The exercise: Reproduce the listing word for word, leaving every picture behind.

(Dataset entries on figures)
--------------------

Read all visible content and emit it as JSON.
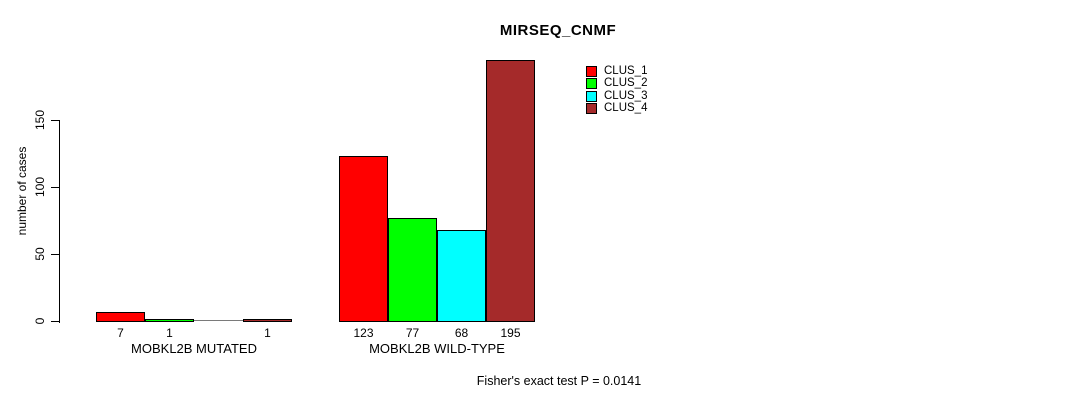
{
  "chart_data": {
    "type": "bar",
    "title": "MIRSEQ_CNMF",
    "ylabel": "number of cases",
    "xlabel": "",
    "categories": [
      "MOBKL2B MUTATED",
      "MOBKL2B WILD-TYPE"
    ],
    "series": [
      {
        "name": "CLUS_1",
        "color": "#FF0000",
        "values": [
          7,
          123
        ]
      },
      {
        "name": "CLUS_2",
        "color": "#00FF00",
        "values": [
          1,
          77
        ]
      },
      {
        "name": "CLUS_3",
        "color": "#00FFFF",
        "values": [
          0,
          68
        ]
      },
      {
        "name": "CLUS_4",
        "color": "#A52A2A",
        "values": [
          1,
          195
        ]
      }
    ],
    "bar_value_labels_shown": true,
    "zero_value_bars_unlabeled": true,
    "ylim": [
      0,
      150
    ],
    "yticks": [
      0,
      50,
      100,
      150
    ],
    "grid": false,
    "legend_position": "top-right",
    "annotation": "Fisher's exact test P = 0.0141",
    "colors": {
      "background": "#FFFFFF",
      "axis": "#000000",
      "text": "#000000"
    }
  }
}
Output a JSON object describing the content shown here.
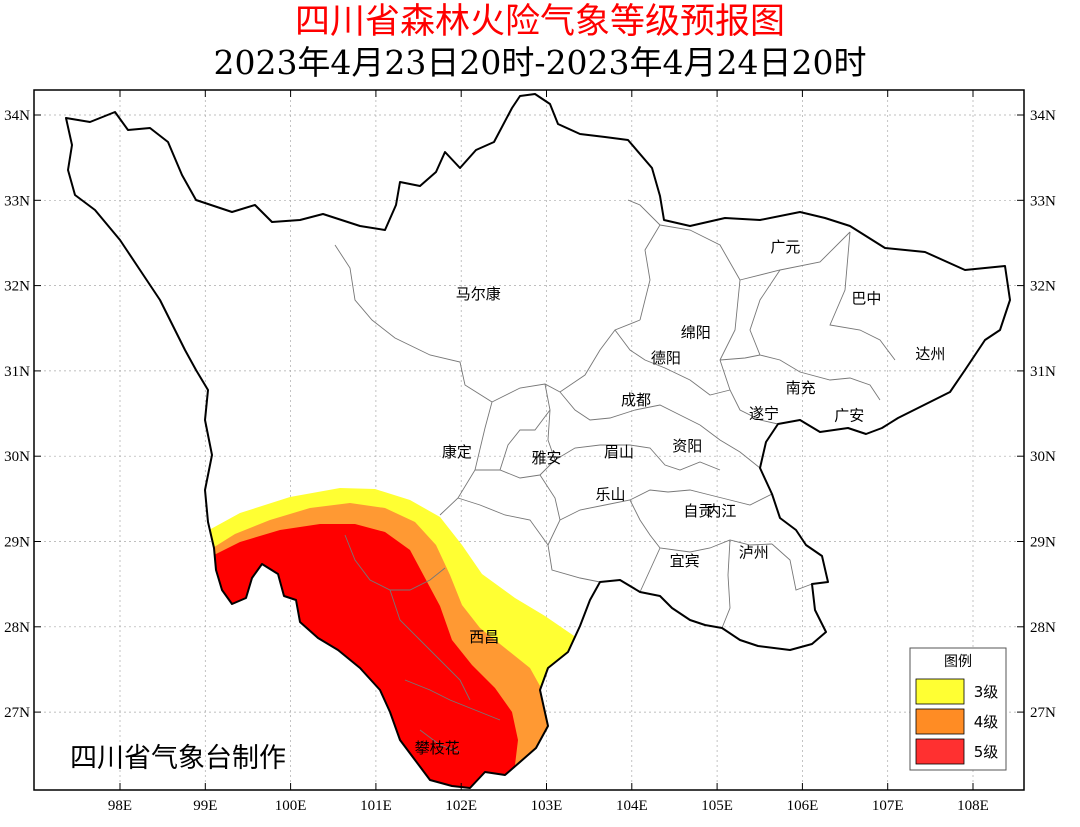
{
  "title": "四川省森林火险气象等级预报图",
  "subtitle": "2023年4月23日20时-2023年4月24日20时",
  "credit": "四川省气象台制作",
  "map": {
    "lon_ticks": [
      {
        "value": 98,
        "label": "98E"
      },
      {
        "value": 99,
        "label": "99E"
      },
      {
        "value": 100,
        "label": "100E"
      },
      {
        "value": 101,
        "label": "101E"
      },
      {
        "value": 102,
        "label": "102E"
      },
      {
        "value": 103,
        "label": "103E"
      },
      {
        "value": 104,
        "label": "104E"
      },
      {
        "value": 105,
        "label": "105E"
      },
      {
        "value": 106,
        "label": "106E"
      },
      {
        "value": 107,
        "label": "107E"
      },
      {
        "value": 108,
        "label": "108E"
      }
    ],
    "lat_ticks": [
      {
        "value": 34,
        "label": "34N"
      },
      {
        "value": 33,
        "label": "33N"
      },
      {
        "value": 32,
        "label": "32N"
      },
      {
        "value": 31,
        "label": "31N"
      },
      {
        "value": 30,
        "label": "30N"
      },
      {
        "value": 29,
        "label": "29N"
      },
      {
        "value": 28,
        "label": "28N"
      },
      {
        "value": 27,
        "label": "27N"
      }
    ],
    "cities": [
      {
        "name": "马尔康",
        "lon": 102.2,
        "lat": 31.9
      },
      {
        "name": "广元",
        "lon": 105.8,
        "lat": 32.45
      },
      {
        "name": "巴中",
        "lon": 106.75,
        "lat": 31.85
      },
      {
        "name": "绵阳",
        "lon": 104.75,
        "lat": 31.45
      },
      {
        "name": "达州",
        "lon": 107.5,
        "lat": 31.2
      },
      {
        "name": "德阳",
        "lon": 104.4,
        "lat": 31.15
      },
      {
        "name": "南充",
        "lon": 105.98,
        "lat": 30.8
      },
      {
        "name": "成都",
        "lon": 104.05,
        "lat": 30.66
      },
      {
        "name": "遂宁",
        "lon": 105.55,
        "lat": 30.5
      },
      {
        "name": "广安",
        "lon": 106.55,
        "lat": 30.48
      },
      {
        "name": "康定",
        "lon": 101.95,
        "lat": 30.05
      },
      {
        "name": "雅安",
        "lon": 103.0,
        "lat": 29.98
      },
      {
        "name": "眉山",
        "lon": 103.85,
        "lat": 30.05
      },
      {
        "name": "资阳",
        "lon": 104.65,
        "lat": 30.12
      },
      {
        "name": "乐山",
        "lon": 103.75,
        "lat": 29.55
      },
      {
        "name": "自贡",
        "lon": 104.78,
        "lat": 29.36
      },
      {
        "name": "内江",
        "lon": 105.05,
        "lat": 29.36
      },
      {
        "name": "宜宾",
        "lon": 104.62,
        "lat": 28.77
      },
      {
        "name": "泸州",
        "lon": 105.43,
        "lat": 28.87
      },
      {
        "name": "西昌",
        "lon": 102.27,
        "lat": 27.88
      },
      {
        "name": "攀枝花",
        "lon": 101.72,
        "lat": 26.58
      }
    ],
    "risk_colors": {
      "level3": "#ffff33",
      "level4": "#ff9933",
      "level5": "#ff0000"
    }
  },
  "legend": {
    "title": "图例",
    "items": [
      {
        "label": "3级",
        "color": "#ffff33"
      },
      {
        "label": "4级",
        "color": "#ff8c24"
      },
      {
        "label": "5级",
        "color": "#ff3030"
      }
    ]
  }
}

--------------------

Solution to the problem:
Read all visible content and emit it as JSON.
{
  "chart_data": {
    "type": "bar",
    "title": "MIRSEQ_CNMF",
    "ylabel": "number of cases",
    "xlabel": "",
    "categories": [
      "MOBKL2B MUTATED",
      "MOBKL2B WILD-TYPE"
    ],
    "series": [
      {
        "name": "CLUS_1",
        "color": "#FF0000",
        "values": [
          7,
          123
        ]
      },
      {
        "name": "CLUS_2",
        "color": "#00FF00",
        "values": [
          1,
          77
        ]
      },
      {
        "name": "CLUS_3",
        "color": "#00FFFF",
        "values": [
          0,
          68
        ]
      },
      {
        "name": "CLUS_4",
        "color": "#A52A2A",
        "values": [
          1,
          195
        ]
      }
    ],
    "bar_value_labels_shown": true,
    "zero_value_bars_unlabeled": true,
    "ylim": [
      0,
      150
    ],
    "yticks": [
      0,
      50,
      100,
      150
    ],
    "grid": false,
    "legend_position": "top-right",
    "annotation": "Fisher's exact test P = 0.0141",
    "colors": {
      "background": "#FFFFFF",
      "axis": "#000000",
      "text": "#000000"
    }
  }
}
Output a JSON object describing the content shown here.
{
  "title": "四川省森林火险气象等级预报图",
  "subtitle": "2023年4月23日20时-2023年4月24日20时",
  "credit": "四川省气象台制作",
  "map": {
    "lon_ticks": [
      {
        "value": 98,
        "label": "98E"
      },
      {
        "value": 99,
        "label": "99E"
      },
      {
        "value": 100,
        "label": "100E"
      },
      {
        "value": 101,
        "label": "101E"
      },
      {
        "value": 102,
        "label": "102E"
      },
      {
        "value": 103,
        "label": "103E"
      },
      {
        "value": 104,
        "label": "104E"
      },
      {
        "value": 105,
        "label": "105E"
      },
      {
        "value": 106,
        "label": "106E"
      },
      {
        "value": 107,
        "label": "107E"
      },
      {
        "value": 108,
        "label": "108E"
      }
    ],
    "lat_ticks": [
      {
        "value": 34,
        "label": "34N"
      },
      {
        "value": 33,
        "label": "33N"
      },
      {
        "value": 32,
        "label": "32N"
      },
      {
        "value": 31,
        "label": "31N"
      },
      {
        "value": 30,
        "label": "30N"
      },
      {
        "value": 29,
        "label": "29N"
      },
      {
        "value": 28,
        "label": "28N"
      },
      {
        "value": 27,
        "label": "27N"
      }
    ],
    "cities": [
      {
        "name": "马尔康",
        "lon": 102.2,
        "lat": 31.9
      },
      {
        "name": "广元",
        "lon": 105.8,
        "lat": 32.45
      },
      {
        "name": "巴中",
        "lon": 106.75,
        "lat": 31.85
      },
      {
        "name": "绵阳",
        "lon": 104.75,
        "lat": 31.45
      },
      {
        "name": "达州",
        "lon": 107.5,
        "lat": 31.2
      },
      {
        "name": "德阳",
        "lon": 104.4,
        "lat": 31.15
      },
      {
        "name": "南充",
        "lon": 105.98,
        "lat": 30.8
      },
      {
        "name": "成都",
        "lon": 104.05,
        "lat": 30.66
      },
      {
        "name": "遂宁",
        "lon": 105.55,
        "lat": 30.5
      },
      {
        "name": "广安",
        "lon": 106.55,
        "lat": 30.48
      },
      {
        "name": "康定",
        "lon": 101.95,
        "lat": 30.05
      },
      {
        "name": "雅安",
        "lon": 103.0,
        "lat": 29.98
      },
      {
        "name": "眉山",
        "lon": 103.85,
        "lat": 30.05
      },
      {
        "name": "资阳",
        "lon": 104.65,
        "lat": 30.12
      },
      {
        "name": "乐山",
        "lon": 103.75,
        "lat": 29.55
      },
      {
        "name": "自贡",
        "lon": 104.78,
        "lat": 29.36
      },
      {
        "name": "内江",
        "lon": 105.05,
        "lat": 29.36
      },
      {
        "name": "宜宾",
        "lon": 104.62,
        "lat": 28.77
      },
      {
        "name": "泸州",
        "lon": 105.43,
        "lat": 28.87
      },
      {
        "name": "西昌",
        "lon": 102.27,
        "lat": 27.88
      },
      {
        "name": "攀枝花",
        "lon": 101.72,
        "lat": 26.58
      }
    ],
    "risk_colors": {
      "level3": "#ffff33",
      "level4": "#ff9933",
      "level5": "#ff0000"
    }
  },
  "legend": {
    "title": "图例",
    "items": [
      {
        "label": "3级",
        "color": "#ffff33"
      },
      {
        "label": "4级",
        "color": "#ff8c24"
      },
      {
        "label": "5级",
        "color": "#ff3030"
      }
    ]
  }
}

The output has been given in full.